● **What to produce**: All lines from the one containing "Read this page and output its text content." through the last line of the listing below are to be copied exactly. Exclude the pictures.

-- Supplied records follows --

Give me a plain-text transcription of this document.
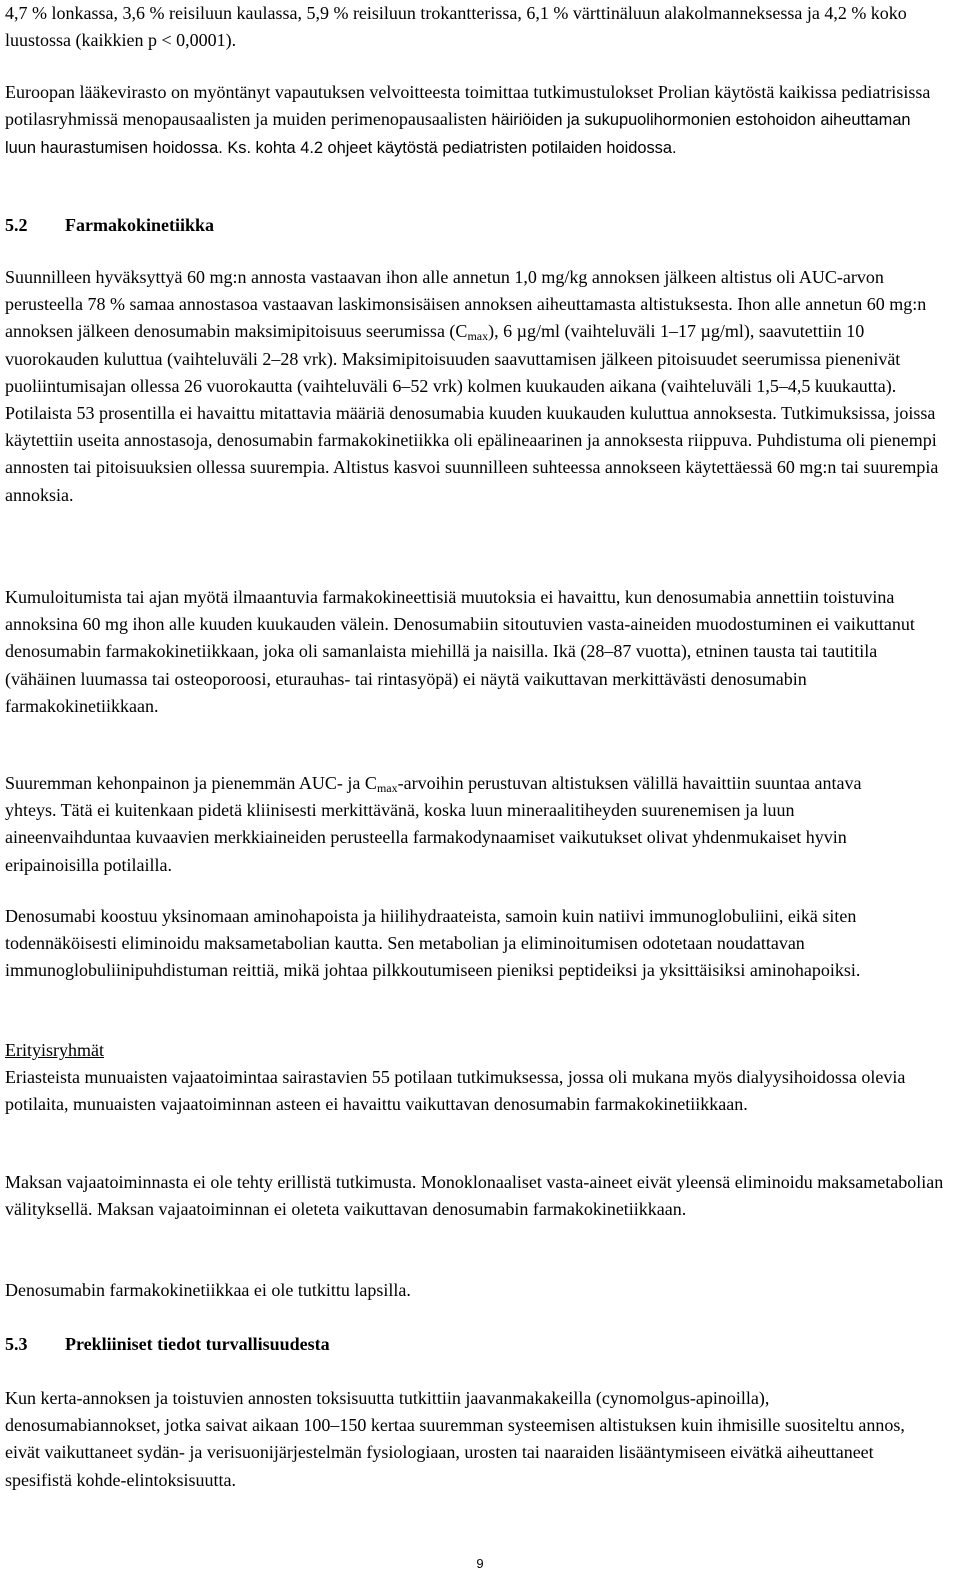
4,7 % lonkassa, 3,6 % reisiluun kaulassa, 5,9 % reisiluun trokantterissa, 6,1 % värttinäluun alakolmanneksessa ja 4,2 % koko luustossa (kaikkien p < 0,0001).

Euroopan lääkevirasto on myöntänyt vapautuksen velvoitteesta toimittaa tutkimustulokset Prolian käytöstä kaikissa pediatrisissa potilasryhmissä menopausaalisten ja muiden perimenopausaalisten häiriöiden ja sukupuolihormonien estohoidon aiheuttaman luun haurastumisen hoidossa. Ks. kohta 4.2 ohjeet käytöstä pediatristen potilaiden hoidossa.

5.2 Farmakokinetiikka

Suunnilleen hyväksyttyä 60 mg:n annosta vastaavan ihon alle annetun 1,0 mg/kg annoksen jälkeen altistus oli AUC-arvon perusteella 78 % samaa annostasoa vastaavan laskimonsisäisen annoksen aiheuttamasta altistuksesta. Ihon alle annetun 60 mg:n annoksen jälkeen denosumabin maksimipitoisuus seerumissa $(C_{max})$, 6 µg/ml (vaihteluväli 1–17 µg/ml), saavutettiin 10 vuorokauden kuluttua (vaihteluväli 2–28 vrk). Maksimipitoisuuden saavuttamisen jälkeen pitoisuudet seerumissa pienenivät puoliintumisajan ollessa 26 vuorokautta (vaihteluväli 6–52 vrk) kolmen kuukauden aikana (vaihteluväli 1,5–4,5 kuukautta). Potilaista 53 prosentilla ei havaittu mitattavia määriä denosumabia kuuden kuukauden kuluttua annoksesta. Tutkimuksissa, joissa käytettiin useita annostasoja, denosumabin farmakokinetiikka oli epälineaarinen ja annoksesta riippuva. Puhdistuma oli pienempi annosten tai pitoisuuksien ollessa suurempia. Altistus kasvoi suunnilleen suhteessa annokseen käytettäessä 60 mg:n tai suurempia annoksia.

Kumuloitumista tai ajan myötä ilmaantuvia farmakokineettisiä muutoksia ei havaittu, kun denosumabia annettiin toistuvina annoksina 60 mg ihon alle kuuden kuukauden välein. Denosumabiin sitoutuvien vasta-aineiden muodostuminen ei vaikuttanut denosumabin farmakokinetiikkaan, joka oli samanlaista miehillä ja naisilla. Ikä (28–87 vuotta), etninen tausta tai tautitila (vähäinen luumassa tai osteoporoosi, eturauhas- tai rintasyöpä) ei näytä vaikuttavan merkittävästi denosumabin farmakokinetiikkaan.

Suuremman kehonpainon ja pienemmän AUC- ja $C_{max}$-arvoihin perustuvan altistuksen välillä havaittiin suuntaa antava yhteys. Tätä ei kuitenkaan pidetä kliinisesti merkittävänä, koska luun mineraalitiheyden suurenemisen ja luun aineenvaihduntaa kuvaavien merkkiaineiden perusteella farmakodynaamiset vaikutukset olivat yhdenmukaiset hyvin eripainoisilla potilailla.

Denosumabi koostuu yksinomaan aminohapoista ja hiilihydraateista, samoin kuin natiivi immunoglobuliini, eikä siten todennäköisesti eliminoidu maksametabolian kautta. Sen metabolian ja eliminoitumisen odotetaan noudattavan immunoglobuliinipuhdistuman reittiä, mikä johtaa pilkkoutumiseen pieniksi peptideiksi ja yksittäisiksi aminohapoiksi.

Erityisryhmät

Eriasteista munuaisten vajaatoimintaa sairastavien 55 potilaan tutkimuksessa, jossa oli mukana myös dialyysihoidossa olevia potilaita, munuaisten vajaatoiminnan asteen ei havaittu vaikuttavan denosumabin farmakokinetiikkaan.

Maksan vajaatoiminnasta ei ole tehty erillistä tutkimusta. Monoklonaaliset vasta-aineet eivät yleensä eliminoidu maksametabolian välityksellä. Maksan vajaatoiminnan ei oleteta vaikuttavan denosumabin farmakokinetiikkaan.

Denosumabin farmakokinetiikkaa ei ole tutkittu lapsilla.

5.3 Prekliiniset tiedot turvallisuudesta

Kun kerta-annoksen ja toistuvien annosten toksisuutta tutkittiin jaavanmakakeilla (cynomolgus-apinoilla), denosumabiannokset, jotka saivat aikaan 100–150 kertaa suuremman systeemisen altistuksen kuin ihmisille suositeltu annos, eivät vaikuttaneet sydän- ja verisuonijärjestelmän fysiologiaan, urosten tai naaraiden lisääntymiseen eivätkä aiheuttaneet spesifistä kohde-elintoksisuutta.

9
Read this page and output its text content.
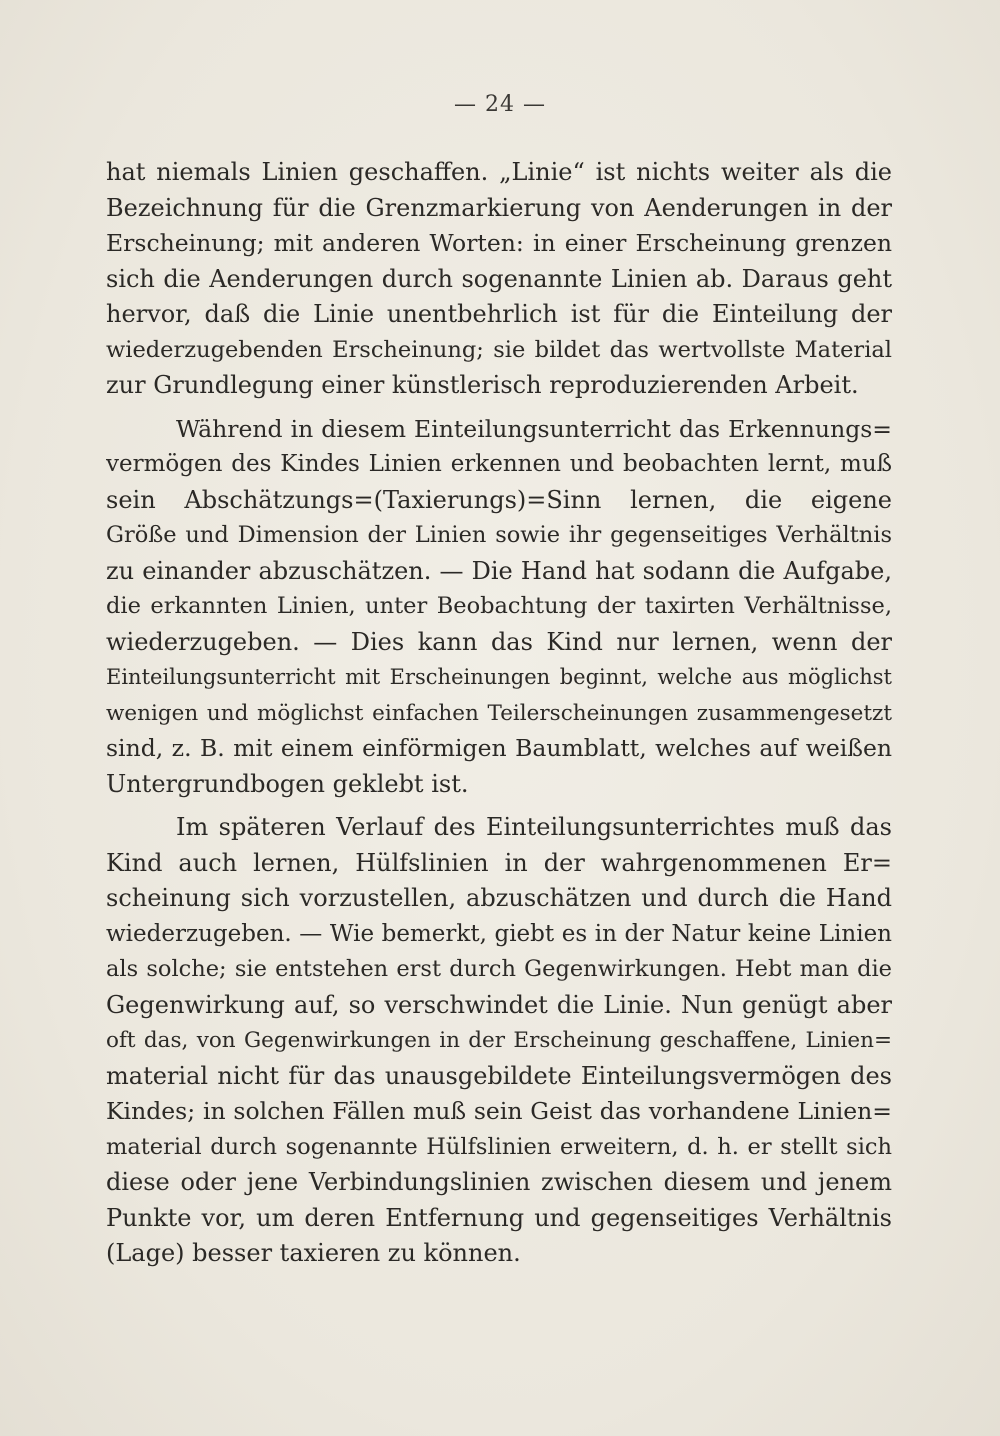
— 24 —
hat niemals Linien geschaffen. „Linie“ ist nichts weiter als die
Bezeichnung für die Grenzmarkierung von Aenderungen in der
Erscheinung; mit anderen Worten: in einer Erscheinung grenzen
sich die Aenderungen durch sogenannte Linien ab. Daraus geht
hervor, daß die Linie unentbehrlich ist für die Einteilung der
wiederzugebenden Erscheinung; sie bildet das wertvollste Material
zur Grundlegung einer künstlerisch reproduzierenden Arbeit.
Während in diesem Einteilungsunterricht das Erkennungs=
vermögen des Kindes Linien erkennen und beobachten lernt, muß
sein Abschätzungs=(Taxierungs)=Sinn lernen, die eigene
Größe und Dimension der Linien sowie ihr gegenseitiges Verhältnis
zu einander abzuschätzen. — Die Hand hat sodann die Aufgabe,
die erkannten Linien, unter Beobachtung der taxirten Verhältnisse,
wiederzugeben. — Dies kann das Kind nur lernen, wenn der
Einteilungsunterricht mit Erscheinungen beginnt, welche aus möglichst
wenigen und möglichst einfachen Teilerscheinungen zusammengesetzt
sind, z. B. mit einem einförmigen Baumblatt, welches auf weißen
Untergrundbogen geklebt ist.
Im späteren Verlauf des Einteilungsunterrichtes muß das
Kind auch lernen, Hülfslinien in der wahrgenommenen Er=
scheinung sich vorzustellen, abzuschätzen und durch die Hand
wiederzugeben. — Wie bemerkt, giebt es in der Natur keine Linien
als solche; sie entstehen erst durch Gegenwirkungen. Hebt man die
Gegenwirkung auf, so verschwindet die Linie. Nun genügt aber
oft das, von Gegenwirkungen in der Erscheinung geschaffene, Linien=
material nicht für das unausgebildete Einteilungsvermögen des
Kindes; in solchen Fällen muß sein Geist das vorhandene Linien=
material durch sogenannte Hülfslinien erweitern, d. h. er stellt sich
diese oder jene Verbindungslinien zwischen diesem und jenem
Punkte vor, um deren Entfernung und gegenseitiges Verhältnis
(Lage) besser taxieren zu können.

-- Supplied records concluded --

● **Solution for this exercise**:
Read this page and output its text content.
— 24 —
hat niemals Linien geschaffen. „Linie“ ist nichts weiter als die
Bezeichnung für die Grenzmarkierung von Aenderungen in der
Erscheinung; mit anderen Worten: in einer Erscheinung grenzen
sich die Aenderungen durch sogenannte Linien ab. Daraus geht
hervor, daß die Linie unentbehrlich ist für die Einteilung der
wiederzugebenden Erscheinung; sie bildet das wertvollste Material
zur Grundlegung einer künstlerisch reproduzierenden Arbeit.
Während in diesem Einteilungsunterricht das Erkennungs=
vermögen des Kindes Linien erkennen und beobachten lernt, muß
sein Abschätzungs=(Taxierungs)=Sinn lernen, die eigene
Größe und Dimension der Linien sowie ihr gegenseitiges Verhältnis
zu einander abzuschätzen. — Die Hand hat sodann die Aufgabe,
die erkannten Linien, unter Beobachtung der taxirten Verhältnisse,
wiederzugeben. — Dies kann das Kind nur lernen, wenn der
Einteilungsunterricht mit Erscheinungen beginnt, welche aus möglichst
wenigen und möglichst einfachen Teilerscheinungen zusammengesetzt
sind, z. B. mit einem einförmigen Baumblatt, welches auf weißen
Untergrundbogen geklebt ist.
Im späteren Verlauf des Einteilungsunterrichtes muß das
Kind auch lernen, Hülfslinien in der wahrgenommenen Er=
scheinung sich vorzustellen, abzuschätzen und durch die Hand
wiederzugeben. — Wie bemerkt, giebt es in der Natur keine Linien
als solche; sie entstehen erst durch Gegenwirkungen. Hebt man die
Gegenwirkung auf, so verschwindet die Linie. Nun genügt aber
oft das, von Gegenwirkungen in der Erscheinung geschaffene, Linien=
material nicht für das unausgebildete Einteilungsvermögen des
Kindes; in solchen Fällen muß sein Geist das vorhandene Linien=
material durch sogenannte Hülfslinien erweitern, d. h. er stellt sich
diese oder jene Verbindungslinien zwischen diesem und jenem
Punkte vor, um deren Entfernung und gegenseitiges Verhältnis
(Lage) besser taxieren zu können.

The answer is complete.